**Exercise input:**
◇ ◇ ◇
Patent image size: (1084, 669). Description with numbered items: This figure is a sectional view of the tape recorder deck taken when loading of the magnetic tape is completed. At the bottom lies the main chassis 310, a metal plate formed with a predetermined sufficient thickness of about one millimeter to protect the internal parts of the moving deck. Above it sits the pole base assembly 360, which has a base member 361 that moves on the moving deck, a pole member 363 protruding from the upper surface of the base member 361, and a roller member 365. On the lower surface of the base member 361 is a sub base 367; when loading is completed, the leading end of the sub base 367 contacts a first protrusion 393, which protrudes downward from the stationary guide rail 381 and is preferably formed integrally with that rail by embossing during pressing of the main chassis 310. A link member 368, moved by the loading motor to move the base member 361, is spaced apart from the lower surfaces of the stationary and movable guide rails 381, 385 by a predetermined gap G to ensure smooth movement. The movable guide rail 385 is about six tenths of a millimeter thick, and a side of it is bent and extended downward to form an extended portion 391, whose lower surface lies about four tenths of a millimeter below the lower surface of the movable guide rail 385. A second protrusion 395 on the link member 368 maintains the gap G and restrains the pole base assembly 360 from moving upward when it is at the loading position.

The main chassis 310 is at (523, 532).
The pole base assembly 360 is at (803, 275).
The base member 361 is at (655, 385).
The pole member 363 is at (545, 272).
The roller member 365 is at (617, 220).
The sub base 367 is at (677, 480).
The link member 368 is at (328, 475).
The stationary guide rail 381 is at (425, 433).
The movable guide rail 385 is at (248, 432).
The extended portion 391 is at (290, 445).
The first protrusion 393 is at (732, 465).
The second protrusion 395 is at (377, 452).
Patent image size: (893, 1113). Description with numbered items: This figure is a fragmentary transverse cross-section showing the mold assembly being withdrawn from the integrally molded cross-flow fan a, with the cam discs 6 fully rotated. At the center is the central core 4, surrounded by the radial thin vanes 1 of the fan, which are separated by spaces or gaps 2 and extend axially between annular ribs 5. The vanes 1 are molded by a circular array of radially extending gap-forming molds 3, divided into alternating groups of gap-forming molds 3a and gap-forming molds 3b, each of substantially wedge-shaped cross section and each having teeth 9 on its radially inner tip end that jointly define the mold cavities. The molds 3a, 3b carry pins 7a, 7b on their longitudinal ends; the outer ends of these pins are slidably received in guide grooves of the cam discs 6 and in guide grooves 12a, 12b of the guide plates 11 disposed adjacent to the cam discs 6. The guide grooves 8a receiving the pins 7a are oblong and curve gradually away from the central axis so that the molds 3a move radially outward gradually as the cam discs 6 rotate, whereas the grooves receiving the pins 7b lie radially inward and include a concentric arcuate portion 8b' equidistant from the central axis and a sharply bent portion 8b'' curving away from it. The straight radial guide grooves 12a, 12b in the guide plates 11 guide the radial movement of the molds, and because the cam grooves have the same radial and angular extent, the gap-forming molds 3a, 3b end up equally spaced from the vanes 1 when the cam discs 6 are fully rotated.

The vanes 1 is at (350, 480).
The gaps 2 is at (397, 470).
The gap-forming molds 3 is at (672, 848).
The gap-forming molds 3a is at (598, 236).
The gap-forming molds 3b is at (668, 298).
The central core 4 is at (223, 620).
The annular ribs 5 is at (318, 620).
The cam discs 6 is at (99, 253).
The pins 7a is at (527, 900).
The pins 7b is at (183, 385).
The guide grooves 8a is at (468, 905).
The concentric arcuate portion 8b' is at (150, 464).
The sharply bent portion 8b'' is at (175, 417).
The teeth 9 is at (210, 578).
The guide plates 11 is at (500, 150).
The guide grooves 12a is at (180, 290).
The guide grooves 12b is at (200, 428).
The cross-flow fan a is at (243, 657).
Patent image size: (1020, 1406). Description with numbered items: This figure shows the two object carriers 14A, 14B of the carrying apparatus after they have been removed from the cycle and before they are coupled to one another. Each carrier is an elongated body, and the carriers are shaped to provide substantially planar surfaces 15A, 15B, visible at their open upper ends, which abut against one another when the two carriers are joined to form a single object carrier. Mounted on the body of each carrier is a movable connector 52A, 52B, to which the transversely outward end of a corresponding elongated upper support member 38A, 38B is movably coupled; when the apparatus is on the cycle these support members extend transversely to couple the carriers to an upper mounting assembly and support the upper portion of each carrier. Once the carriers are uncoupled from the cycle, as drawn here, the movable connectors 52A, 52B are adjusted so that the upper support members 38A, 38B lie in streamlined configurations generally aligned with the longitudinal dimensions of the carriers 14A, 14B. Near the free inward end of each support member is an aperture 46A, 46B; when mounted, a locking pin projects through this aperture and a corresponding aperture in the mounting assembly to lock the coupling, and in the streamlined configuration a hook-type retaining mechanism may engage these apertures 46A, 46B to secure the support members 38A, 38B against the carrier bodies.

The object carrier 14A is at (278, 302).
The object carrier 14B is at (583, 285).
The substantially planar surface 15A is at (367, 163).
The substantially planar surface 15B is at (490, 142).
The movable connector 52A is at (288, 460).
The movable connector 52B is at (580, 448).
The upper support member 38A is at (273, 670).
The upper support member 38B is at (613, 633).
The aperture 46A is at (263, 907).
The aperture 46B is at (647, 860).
◇ ◇ ◇
**Task details:** Reproduce all of the lines above verbatim, from the first through the last.

**Answer to this task:**
Patent image size: (1084, 669). Description with numbered items: This figure is a sectional view of the tape recorder deck taken when loading of the magnetic tape is completed. At the bottom lies the main chassis 310, a metal plate formed with a predetermined sufficient thickness of about one millimeter to protect the internal parts of the moving deck. Above it sits the pole base assembly 360, which has a base member 361 that moves on the moving deck, a pole member 363 protruding from the upper surface of the base member 361, and a roller member 365. On the lower surface of the base member 361 is a sub base 367; when loading is completed, the leading end of the sub base 367 contacts a first protrusion 393, which protrudes downward from the stationary guide rail 381 and is preferably formed integrally with that rail by embossing during pressing of the main chassis 310. A link member 368, moved by the loading motor to move the base member 361, is spaced apart from the lower surfaces of the stationary and movable guide rails 381, 385 by a predetermined gap G to ensure smooth movement. The movable guide rail 385 is about six tenths of a millimeter thick, and a side of it is bent and extended downward to form an extended portion 391, whose lower surface lies about four tenths of a millimeter below the lower surface of the movable guide rail 385. A second protrusion 395 on the link member 368 maintains the gap G and restrains the pole base assembly 360 from moving upward when it is at the loading position.

The main chassis 310 is at (523, 532).
The pole base assembly 360 is at (803, 275).
The base member 361 is at (655, 385).
The pole member 363 is at (545, 272).
The roller member 365 is at (617, 220).
The sub base 367 is at (677, 480).
The link member 368 is at (328, 475).
The stationary guide rail 381 is at (425, 433).
The movable guide rail 385 is at (248, 432).
The extended portion 391 is at (290, 445).
The first protrusion 393 is at (732, 465).
The second protrusion 395 is at (377, 452).
Patent image size: (893, 1113). Description with numbered items: This figure is a fragmentary transverse cross-section showing the mold assembly being withdrawn from the integrally molded cross-flow fan a, with the cam discs 6 fully rotated. At the center is the central core 4, surrounded by the radial thin vanes 1 of the fan, which are separated by spaces or gaps 2 and extend axially between annular ribs 5. The vanes 1 are molded by a circular array of radially extending gap-forming molds 3, divided into alternating groups of gap-forming molds 3a and gap-forming molds 3b, each of substantially wedge-shaped cross section and each having teeth 9 on its radially inner tip end that jointly define the mold cavities. The molds 3a, 3b carry pins 7a, 7b on their longitudinal ends; the outer ends of these pins are slidably received in guide grooves of the cam discs 6 and in guide grooves 12a, 12b of the guide plates 11 disposed adjacent to the cam discs 6. The guide grooves 8a receiving the pins 7a are oblong and curve gradually away from the central axis so that the molds 3a move radially outward gradually as the cam discs 6 rotate, whereas the grooves receiving the pins 7b lie radially inward and include a concentric arcuate portion 8b' equidistant from the central axis and a sharply bent portion 8b'' curving away from it. The straight radial guide grooves 12a, 12b in the guide plates 11 guide the radial movement of the molds, and because the cam grooves have the same radial and angular extent, the gap-forming molds 3a, 3b end up equally spaced from the vanes 1 when the cam discs 6 are fully rotated.

The vanes 1 is at (350, 480).
The gaps 2 is at (397, 470).
The gap-forming molds 3 is at (672, 848).
The gap-forming molds 3a is at (598, 236).
The gap-forming molds 3b is at (668, 298).
The central core 4 is at (223, 620).
The annular ribs 5 is at (318, 620).
The cam discs 6 is at (99, 253).
The pins 7a is at (527, 900).
The pins 7b is at (183, 385).
The guide grooves 8a is at (468, 905).
The concentric arcuate portion 8b' is at (150, 464).
The sharply bent portion 8b'' is at (175, 417).
The teeth 9 is at (210, 578).
The guide plates 11 is at (500, 150).
The guide grooves 12a is at (180, 290).
The guide grooves 12b is at (200, 428).
The cross-flow fan a is at (243, 657).
Patent image size: (1020, 1406). Description with numbered items: This figure shows the two object carriers 14A, 14B of the carrying apparatus after they have been removed from the cycle and before they are coupled to one another. Each carrier is an elongated body, and the carriers are shaped to provide substantially planar surfaces 15A, 15B, visible at their open upper ends, which abut against one another when the two carriers are joined to form a single object carrier. Mounted on the body of each carrier is a movable connector 52A, 52B, to which the transversely outward end of a corresponding elongated upper support member 38A, 38B is movably coupled; when the apparatus is on the cycle these support members extend transversely to couple the carriers to an upper mounting assembly and support the upper portion of each carrier. Once the carriers are uncoupled from the cycle, as drawn here, the movable connectors 52A, 52B are adjusted so that the upper support members 38A, 38B lie in streamlined configurations generally aligned with the longitudinal dimensions of the carriers 14A, 14B. Near the free inward end of each support member is an aperture 46A, 46B; when mounted, a locking pin projects through this aperture and a corresponding aperture in the mounting assembly to lock the coupling, and in the streamlined configuration a hook-type retaining mechanism may engage these apertures 46A, 46B to secure the support members 38A, 38B against the carrier bodies.

The object carrier 14A is at (278, 302).
The object carrier 14B is at (583, 285).
The substantially planar surface 15A is at (367, 163).
The substantially planar surface 15B is at (490, 142).
The movable connector 52A is at (288, 460).
The movable connector 52B is at (580, 448).
The upper support member 38A is at (273, 670).
The upper support member 38B is at (613, 633).
The aperture 46A is at (263, 907).
The aperture 46B is at (647, 860).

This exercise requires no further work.